◆ Problem description
Please print the full listing exactly.
## start Records for this exercise
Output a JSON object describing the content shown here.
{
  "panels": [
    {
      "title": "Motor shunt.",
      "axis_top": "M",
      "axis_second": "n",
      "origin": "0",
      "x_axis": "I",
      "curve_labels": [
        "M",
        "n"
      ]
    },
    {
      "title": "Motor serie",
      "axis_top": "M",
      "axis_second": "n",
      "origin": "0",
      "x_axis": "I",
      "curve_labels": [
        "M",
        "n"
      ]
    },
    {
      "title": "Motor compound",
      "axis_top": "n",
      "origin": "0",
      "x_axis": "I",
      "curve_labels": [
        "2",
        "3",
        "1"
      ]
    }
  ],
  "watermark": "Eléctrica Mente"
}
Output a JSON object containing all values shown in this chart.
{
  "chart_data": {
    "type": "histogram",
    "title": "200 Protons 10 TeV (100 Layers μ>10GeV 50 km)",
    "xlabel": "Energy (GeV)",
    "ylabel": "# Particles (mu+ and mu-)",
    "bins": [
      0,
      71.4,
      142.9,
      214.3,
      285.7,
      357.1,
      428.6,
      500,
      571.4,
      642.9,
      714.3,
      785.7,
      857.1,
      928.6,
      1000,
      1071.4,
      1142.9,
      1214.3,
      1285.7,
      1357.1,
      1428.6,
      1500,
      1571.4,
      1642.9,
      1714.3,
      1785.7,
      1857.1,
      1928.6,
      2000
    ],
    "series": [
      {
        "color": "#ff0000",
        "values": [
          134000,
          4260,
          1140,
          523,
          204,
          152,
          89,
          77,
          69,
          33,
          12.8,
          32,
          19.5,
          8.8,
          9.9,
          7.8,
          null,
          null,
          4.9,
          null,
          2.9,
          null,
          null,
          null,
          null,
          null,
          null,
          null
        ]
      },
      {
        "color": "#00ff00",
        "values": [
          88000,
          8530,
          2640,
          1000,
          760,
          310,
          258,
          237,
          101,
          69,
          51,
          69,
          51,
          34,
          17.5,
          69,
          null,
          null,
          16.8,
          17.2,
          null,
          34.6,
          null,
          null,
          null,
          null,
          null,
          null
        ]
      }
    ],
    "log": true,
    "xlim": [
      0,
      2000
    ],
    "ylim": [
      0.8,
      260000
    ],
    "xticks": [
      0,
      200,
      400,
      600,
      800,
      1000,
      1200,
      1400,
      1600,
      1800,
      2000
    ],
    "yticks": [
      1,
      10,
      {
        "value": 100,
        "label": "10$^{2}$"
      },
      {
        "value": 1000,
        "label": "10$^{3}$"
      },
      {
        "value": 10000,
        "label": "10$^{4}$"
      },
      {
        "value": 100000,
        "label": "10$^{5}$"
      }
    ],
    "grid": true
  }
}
## end Records for this exercise
◆ Response to this task
Output a JSON object describing the content shown here.
{
  "panels": [
    {
      "title": "Motor shunt.",
      "axis_top": "M",
      "axis_second": "n",
      "origin": "0",
      "x_axis": "I",
      "curve_labels": [
        "M",
        "n"
      ]
    },
    {
      "title": "Motor serie",
      "axis_top": "M",
      "axis_second": "n",
      "origin": "0",
      "x_axis": "I",
      "curve_labels": [
        "M",
        "n"
      ]
    },
    {
      "title": "Motor compound",
      "axis_top": "n",
      "origin": "0",
      "x_axis": "I",
      "curve_labels": [
        "2",
        "3",
        "1"
      ]
    }
  ],
  "watermark": "Eléctrica Mente"
}
Output a JSON object containing all values shown in this chart.
{
  "chart_data": {
    "type": "histogram",
    "title": "200 Protons 10 TeV (100 Layers μ>10GeV 50 km)",
    "xlabel": "Energy (GeV)",
    "ylabel": "# Particles (mu+ and mu-)",
    "bins": [
      0,
      71.4,
      142.9,
      214.3,
      285.7,
      357.1,
      428.6,
      500,
      571.4,
      642.9,
      714.3,
      785.7,
      857.1,
      928.6,
      1000,
      1071.4,
      1142.9,
      1214.3,
      1285.7,
      1357.1,
      1428.6,
      1500,
      1571.4,
      1642.9,
      1714.3,
      1785.7,
      1857.1,
      1928.6,
      2000
    ],
    "series": [
      {
        "color": "#ff0000",
        "values": [
          134000,
          4260,
          1140,
          523,
          204,
          152,
          89,
          77,
          69,
          33,
          12.8,
          32,
          19.5,
          8.8,
          9.9,
          7.8,
          null,
          null,
          4.9,
          null,
          2.9,
          null,
          null,
          null,
          null,
          null,
          null,
          null
        ]
      },
      {
        "color": "#00ff00",
        "values": [
          88000,
          8530,
          2640,
          1000,
          760,
          310,
          258,
          237,
          101,
          69,
          51,
          69,
          51,
          34,
          17.5,
          69,
          null,
          null,
          16.8,
          17.2,
          null,
          34.6,
          null,
          null,
          null,
          null,
          null,
          null
        ]
      }
    ],
    "log": true,
    "xlim": [
      0,
      2000
    ],
    "ylim": [
      0.8,
      260000
    ],
    "xticks": [
      0,
      200,
      400,
      600,
      800,
      1000,
      1200,
      1400,
      1600,
      1800,
      2000
    ],
    "yticks": [
      1,
      10,
      {
        "value": 100,
        "label": "10$^{2}$"
      },
      {
        "value": 1000,
        "label": "10$^{3}$"
      },
      {
        "value": 10000,
        "label": "10$^{4}$"
      },
      {
        "value": 100000,
        "label": "10$^{5}$"
      }
    ],
    "grid": true
  }
}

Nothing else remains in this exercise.